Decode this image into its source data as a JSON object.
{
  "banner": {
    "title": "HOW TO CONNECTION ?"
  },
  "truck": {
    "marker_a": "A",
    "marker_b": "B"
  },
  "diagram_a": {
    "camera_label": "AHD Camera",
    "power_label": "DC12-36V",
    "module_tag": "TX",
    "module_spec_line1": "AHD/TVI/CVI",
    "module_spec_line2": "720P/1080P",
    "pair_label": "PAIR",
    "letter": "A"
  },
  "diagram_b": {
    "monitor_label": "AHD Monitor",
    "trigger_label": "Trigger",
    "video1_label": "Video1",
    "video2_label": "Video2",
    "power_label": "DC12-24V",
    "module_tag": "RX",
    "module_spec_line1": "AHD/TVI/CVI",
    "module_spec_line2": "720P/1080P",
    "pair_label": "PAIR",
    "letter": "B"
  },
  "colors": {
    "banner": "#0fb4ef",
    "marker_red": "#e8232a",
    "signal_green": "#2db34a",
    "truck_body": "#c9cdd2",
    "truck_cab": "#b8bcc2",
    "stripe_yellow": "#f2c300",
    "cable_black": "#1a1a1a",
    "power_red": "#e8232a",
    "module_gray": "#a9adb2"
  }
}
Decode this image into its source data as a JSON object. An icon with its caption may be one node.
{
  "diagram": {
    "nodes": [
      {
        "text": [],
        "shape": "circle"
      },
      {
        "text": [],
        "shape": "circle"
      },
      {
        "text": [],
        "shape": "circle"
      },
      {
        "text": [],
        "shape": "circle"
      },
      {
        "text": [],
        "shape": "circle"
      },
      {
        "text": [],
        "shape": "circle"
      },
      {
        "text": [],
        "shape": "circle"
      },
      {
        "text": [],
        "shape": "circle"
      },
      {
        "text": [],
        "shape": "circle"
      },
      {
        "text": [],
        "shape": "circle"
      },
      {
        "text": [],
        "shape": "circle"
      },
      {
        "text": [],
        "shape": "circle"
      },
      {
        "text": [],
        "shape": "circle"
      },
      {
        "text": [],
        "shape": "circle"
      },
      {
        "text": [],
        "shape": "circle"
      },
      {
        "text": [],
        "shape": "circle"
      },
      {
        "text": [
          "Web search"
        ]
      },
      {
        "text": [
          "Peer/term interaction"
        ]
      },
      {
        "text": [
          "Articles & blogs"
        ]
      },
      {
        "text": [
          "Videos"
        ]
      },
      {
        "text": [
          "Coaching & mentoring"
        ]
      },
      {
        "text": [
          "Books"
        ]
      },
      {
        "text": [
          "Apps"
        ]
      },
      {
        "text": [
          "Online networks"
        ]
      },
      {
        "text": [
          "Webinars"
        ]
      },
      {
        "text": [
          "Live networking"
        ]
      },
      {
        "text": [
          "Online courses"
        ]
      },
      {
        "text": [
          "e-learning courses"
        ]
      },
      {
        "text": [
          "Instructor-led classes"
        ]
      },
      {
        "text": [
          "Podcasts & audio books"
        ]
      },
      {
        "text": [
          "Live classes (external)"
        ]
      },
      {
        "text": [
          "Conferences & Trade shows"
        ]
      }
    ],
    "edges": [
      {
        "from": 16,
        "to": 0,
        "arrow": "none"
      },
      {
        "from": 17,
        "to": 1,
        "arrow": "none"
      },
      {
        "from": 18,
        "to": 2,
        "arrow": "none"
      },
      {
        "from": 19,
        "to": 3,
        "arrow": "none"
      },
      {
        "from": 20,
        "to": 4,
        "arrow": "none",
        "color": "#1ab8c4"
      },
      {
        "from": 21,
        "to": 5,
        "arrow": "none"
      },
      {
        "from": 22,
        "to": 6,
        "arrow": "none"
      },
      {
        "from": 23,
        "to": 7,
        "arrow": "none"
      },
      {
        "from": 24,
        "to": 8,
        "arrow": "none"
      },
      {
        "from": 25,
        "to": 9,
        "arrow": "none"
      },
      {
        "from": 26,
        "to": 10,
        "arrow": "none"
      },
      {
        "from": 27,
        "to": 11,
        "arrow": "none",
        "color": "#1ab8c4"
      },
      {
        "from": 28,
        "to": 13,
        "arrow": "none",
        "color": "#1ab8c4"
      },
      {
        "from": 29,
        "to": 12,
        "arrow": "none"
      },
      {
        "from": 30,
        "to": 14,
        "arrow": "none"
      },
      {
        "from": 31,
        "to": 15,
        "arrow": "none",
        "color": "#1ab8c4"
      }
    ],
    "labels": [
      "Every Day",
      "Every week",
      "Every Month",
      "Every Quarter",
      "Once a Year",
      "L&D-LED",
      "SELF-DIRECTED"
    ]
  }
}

* [What you have to do]: Every line of the records above needs to be given again exactly.

* [Result]:
Decode this image into its source data as a JSON object.
{
  "banner": {
    "title": "HOW TO CONNECTION ?"
  },
  "truck": {
    "marker_a": "A",
    "marker_b": "B"
  },
  "diagram_a": {
    "camera_label": "AHD Camera",
    "power_label": "DC12-36V",
    "module_tag": "TX",
    "module_spec_line1": "AHD/TVI/CVI",
    "module_spec_line2": "720P/1080P",
    "pair_label": "PAIR",
    "letter": "A"
  },
  "diagram_b": {
    "monitor_label": "AHD Monitor",
    "trigger_label": "Trigger",
    "video1_label": "Video1",
    "video2_label": "Video2",
    "power_label": "DC12-24V",
    "module_tag": "RX",
    "module_spec_line1": "AHD/TVI/CVI",
    "module_spec_line2": "720P/1080P",
    "pair_label": "PAIR",
    "letter": "B"
  },
  "colors": {
    "banner": "#0fb4ef",
    "marker_red": "#e8232a",
    "signal_green": "#2db34a",
    "truck_body": "#c9cdd2",
    "truck_cab": "#b8bcc2",
    "stripe_yellow": "#f2c300",
    "cable_black": "#1a1a1a",
    "power_red": "#e8232a",
    "module_gray": "#a9adb2"
  }
}
Decode this image into its source data as a JSON object. An icon with its caption may be one node.
{
  "diagram": {
    "nodes": [
      {
        "text": [],
        "shape": "circle"
      },
      {
        "text": [],
        "shape": "circle"
      },
      {
        "text": [],
        "shape": "circle"
      },
      {
        "text": [],
        "shape": "circle"
      },
      {
        "text": [],
        "shape": "circle"
      },
      {
        "text": [],
        "shape": "circle"
      },
      {
        "text": [],
        "shape": "circle"
      },
      {
        "text": [],
        "shape": "circle"
      },
      {
        "text": [],
        "shape": "circle"
      },
      {
        "text": [],
        "shape": "circle"
      },
      {
        "text": [],
        "shape": "circle"
      },
      {
        "text": [],
        "shape": "circle"
      },
      {
        "text": [],
        "shape": "circle"
      },
      {
        "text": [],
        "shape": "circle"
      },
      {
        "text": [],
        "shape": "circle"
      },
      {
        "text": [],
        "shape": "circle"
      },
      {
        "text": [
          "Web search"
        ]
      },
      {
        "text": [
          "Peer/term interaction"
        ]
      },
      {
        "text": [
          "Articles & blogs"
        ]
      },
      {
        "text": [
          "Videos"
        ]
      },
      {
        "text": [
          "Coaching & mentoring"
        ]
      },
      {
        "text": [
          "Books"
        ]
      },
      {
        "text": [
          "Apps"
        ]
      },
      {
        "text": [
          "Online networks"
        ]
      },
      {
        "text": [
          "Webinars"
        ]
      },
      {
        "text": [
          "Live networking"
        ]
      },
      {
        "text": [
          "Online courses"
        ]
      },
      {
        "text": [
          "e-learning courses"
        ]
      },
      {
        "text": [
          "Instructor-led classes"
        ]
      },
      {
        "text": [
          "Podcasts & audio books"
        ]
      },
      {
        "text": [
          "Live classes (external)"
        ]
      },
      {
        "text": [
          "Conferences & Trade shows"
        ]
      }
    ],
    "edges": [
      {
        "from": 16,
        "to": 0,
        "arrow": "none"
      },
      {
        "from": 17,
        "to": 1,
        "arrow": "none"
      },
      {
        "from": 18,
        "to": 2,
        "arrow": "none"
      },
      {
        "from": 19,
        "to": 3,
        "arrow": "none"
      },
      {
        "from": 20,
        "to": 4,
        "arrow": "none",
        "color": "#1ab8c4"
      },
      {
        "from": 21,
        "to": 5,
        "arrow": "none"
      },
      {
        "from": 22,
        "to": 6,
        "arrow": "none"
      },
      {
        "from": 23,
        "to": 7,
        "arrow": "none"
      },
      {
        "from": 24,
        "to": 8,
        "arrow": "none"
      },
      {
        "from": 25,
        "to": 9,
        "arrow": "none"
      },
      {
        "from": 26,
        "to": 10,
        "arrow": "none"
      },
      {
        "from": 27,
        "to": 11,
        "arrow": "none",
        "color": "#1ab8c4"
      },
      {
        "from": 28,
        "to": 13,
        "arrow": "none",
        "color": "#1ab8c4"
      },
      {
        "from": 29,
        "to": 12,
        "arrow": "none"
      },
      {
        "from": 30,
        "to": 14,
        "arrow": "none"
      },
      {
        "from": 31,
        "to": 15,
        "arrow": "none",
        "color": "#1ab8c4"
      }
    ],
    "labels": [
      "Every Day",
      "Every week",
      "Every Month",
      "Every Quarter",
      "Once a Year",
      "L&D-LED",
      "SELF-DIRECTED"
    ]
  }
}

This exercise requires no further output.